▶ **Task to carry out**
Extract each line from the entries below that has the string "أبـو" in it.

▶ **Records provided**
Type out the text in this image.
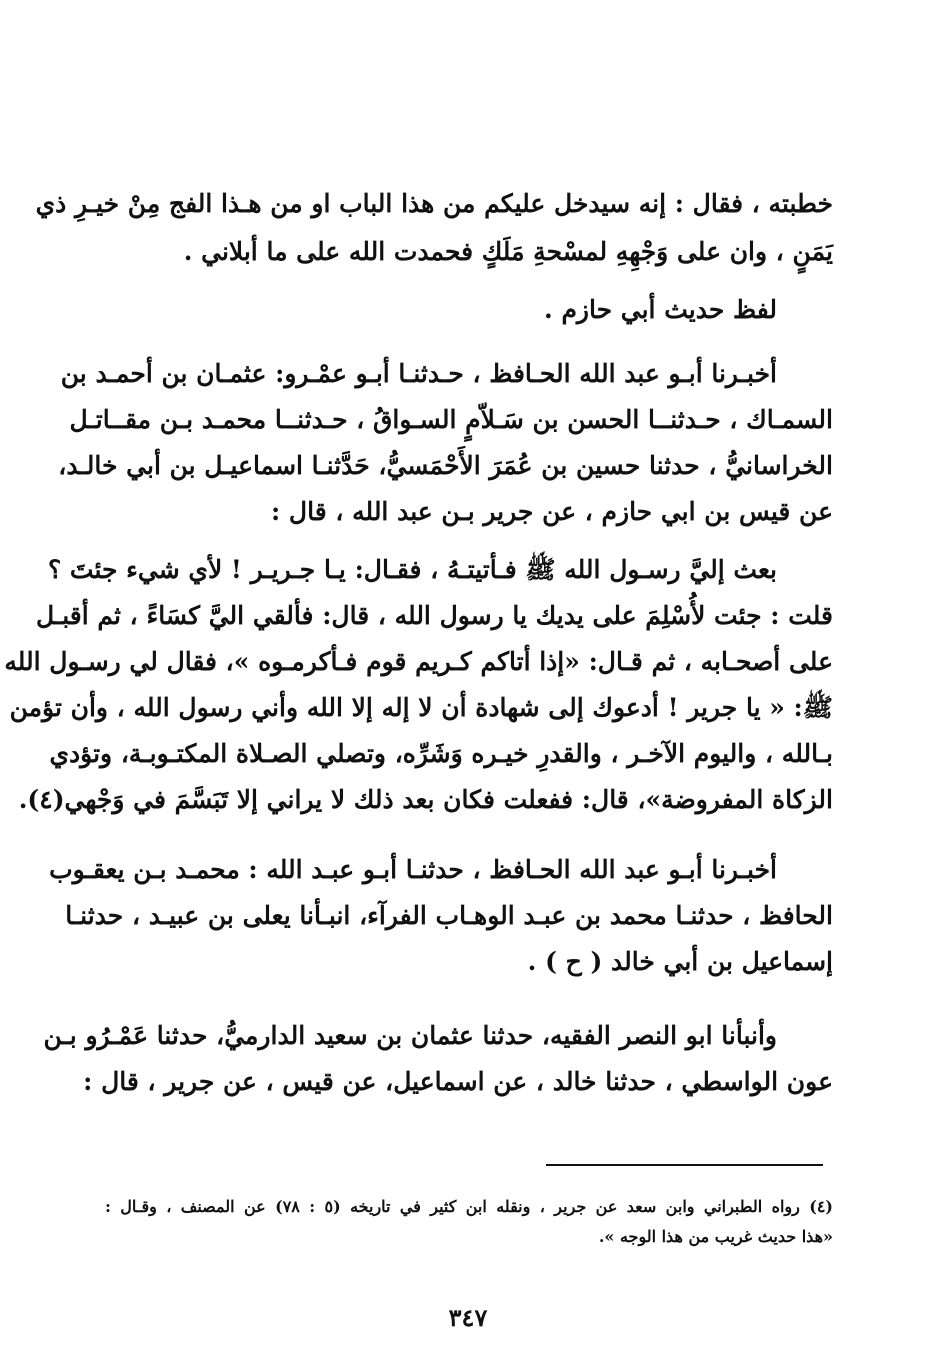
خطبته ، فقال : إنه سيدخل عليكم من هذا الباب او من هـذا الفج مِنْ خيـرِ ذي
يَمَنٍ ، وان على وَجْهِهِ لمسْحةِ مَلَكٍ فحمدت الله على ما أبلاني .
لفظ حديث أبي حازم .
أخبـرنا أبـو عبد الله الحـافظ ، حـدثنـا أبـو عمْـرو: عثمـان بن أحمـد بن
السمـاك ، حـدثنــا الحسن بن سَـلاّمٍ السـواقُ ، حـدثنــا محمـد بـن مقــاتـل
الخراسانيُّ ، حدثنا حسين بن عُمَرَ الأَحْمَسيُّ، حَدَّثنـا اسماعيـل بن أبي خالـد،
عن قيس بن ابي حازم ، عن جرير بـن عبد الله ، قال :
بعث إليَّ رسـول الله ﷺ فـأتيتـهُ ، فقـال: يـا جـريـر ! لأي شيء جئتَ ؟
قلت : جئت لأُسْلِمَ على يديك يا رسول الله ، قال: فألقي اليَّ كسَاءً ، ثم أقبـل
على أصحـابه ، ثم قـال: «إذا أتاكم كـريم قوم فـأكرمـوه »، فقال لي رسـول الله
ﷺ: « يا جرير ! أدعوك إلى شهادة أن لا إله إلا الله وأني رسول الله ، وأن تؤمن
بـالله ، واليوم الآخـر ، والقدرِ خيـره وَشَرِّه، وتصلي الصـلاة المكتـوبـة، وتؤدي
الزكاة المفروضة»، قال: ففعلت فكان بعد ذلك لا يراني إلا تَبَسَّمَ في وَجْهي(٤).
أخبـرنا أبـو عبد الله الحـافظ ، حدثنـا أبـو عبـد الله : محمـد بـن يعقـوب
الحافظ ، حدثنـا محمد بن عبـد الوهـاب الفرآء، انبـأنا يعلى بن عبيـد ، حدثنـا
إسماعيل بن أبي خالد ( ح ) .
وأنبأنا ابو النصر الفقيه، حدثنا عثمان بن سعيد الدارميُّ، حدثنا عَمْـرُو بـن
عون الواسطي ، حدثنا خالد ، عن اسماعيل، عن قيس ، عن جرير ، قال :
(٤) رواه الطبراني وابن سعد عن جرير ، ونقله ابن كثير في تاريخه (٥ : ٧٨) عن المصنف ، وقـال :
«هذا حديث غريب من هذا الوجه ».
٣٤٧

▶ **Exercise output**
أخبـرنا أبـو عبد الله الحـافظ ، حـدثنـا أبـو عمْـرو: عثمـان بن أحمـد بن
أخبـرنا أبـو عبد الله الحـافظ ، حدثنـا أبـو عبـد الله : محمـد بـن يعقـوب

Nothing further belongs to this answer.